THE PROBLEM: All lines featuring the string "mempunyai" are to be listed.

::: LISTED RECORDS :::

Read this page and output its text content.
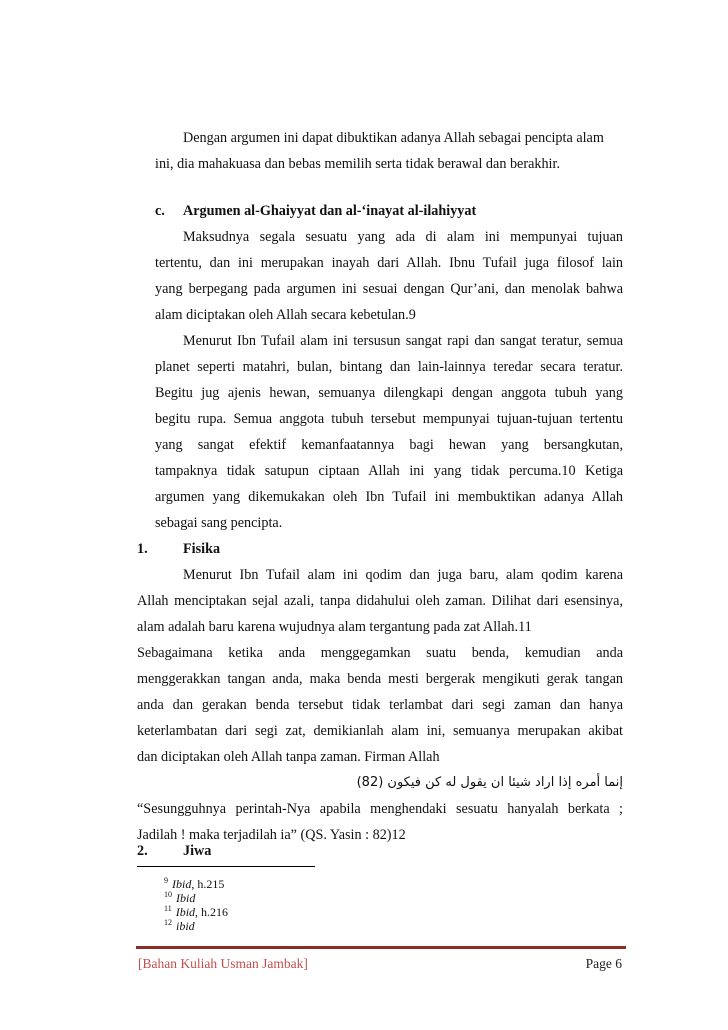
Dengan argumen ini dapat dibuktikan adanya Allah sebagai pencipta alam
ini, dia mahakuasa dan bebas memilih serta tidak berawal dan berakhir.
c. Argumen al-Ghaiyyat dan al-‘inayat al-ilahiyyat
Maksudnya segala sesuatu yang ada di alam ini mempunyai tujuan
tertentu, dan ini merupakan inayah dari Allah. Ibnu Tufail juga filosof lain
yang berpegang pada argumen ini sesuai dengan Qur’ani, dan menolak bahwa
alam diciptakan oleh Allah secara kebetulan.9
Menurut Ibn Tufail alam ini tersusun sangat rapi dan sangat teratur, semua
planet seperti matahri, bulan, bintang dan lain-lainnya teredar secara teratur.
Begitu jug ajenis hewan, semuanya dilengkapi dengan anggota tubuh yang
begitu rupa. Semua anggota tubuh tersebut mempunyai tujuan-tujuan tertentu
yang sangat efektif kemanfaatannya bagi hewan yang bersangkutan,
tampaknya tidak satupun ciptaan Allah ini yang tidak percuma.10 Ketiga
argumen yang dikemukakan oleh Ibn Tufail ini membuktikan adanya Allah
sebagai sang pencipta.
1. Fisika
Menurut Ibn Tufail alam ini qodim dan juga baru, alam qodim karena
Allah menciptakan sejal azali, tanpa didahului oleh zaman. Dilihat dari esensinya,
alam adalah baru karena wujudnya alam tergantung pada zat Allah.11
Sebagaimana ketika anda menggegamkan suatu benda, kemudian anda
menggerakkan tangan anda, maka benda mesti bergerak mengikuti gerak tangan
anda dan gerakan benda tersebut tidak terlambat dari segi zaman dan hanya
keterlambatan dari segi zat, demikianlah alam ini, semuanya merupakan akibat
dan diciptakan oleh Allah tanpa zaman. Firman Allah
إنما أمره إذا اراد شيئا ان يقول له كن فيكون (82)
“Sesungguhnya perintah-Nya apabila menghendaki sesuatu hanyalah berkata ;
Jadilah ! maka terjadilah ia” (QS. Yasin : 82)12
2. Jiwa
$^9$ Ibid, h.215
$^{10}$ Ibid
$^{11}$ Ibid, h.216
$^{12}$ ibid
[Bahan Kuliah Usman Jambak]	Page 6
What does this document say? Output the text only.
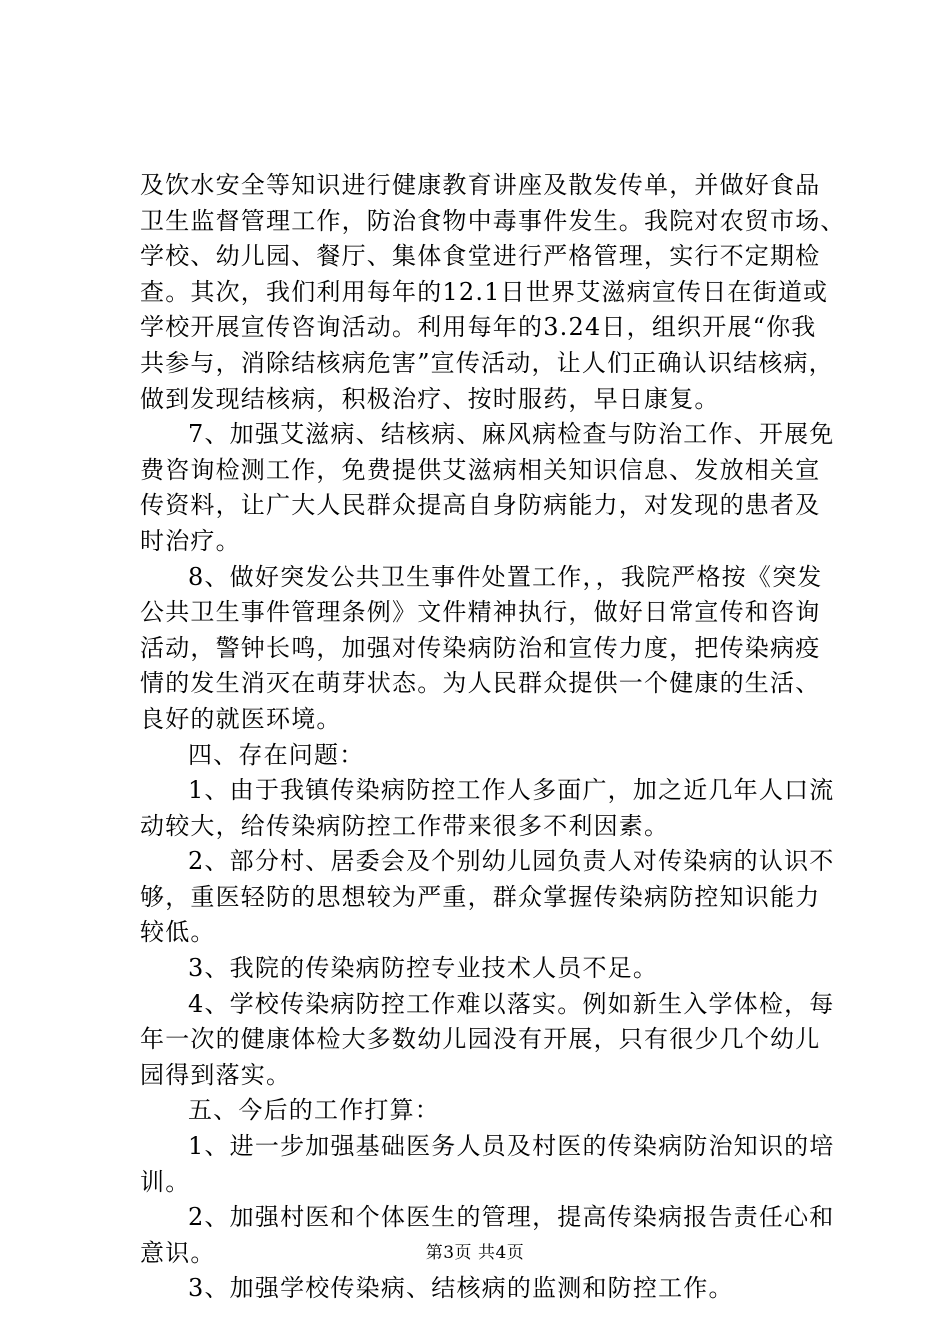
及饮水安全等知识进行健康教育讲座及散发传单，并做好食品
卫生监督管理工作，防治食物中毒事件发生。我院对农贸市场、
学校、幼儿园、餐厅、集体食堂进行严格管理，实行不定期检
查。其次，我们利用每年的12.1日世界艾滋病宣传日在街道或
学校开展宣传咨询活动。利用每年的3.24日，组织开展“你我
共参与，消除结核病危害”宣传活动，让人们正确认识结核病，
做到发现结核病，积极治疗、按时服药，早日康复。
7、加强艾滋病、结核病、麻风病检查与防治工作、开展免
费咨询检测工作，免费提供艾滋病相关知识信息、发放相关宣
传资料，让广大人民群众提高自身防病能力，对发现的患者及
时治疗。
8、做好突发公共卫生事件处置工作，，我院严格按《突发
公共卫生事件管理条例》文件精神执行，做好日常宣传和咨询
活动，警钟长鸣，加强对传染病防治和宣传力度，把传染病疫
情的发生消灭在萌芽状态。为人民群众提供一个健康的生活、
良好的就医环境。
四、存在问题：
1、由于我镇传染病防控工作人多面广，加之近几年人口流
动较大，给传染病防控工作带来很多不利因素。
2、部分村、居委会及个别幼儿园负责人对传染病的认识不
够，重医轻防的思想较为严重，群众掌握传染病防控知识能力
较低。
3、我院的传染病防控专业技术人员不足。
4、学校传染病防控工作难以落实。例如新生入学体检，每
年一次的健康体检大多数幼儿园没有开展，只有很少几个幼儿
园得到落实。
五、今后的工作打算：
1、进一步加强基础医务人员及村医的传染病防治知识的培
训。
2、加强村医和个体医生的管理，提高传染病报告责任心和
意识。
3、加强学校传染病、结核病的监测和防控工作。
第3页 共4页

:::
::: LISTED RECORDS :::

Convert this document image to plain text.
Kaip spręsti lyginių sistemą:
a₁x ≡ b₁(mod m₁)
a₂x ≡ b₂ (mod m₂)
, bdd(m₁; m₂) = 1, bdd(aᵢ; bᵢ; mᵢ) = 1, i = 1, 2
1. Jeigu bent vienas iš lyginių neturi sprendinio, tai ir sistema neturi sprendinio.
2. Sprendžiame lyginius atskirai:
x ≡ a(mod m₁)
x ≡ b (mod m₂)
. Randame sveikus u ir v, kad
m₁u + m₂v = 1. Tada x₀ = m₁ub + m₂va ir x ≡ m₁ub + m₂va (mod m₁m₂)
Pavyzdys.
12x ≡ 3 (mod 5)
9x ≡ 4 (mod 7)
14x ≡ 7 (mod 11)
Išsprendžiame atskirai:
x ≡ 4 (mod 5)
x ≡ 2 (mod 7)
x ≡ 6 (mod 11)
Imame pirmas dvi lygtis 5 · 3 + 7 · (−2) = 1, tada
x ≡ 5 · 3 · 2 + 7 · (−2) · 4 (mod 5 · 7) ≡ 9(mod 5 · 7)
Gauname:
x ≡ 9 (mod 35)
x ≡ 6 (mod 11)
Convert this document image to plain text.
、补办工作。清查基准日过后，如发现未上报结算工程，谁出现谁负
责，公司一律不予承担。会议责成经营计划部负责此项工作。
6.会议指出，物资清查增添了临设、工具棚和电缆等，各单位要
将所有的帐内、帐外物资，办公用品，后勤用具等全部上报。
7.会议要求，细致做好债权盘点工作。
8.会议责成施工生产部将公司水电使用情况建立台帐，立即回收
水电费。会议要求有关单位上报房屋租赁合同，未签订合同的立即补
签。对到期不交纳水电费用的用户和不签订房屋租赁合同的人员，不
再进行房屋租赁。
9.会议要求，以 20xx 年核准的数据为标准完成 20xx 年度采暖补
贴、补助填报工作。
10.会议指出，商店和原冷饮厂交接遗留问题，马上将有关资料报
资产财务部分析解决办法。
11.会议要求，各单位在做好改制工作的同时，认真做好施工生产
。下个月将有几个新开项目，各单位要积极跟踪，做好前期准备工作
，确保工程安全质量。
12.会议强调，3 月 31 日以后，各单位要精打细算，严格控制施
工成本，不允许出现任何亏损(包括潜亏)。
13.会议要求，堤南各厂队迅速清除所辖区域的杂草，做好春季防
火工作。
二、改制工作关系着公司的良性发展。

:::
::: LISTED RECORDS :::

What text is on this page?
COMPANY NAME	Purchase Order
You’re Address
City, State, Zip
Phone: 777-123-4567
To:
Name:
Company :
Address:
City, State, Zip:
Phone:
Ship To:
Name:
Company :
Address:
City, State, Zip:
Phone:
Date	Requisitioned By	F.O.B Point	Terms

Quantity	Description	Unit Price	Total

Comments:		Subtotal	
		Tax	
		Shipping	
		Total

:::

WRITTEN ANSWER:
Maksudnya segala sesuatu yang ada di alam ini mempunyai tujuan
begitu rupa. Semua anggota tubuh tersebut mempunyai tujuan-tujuan tertentu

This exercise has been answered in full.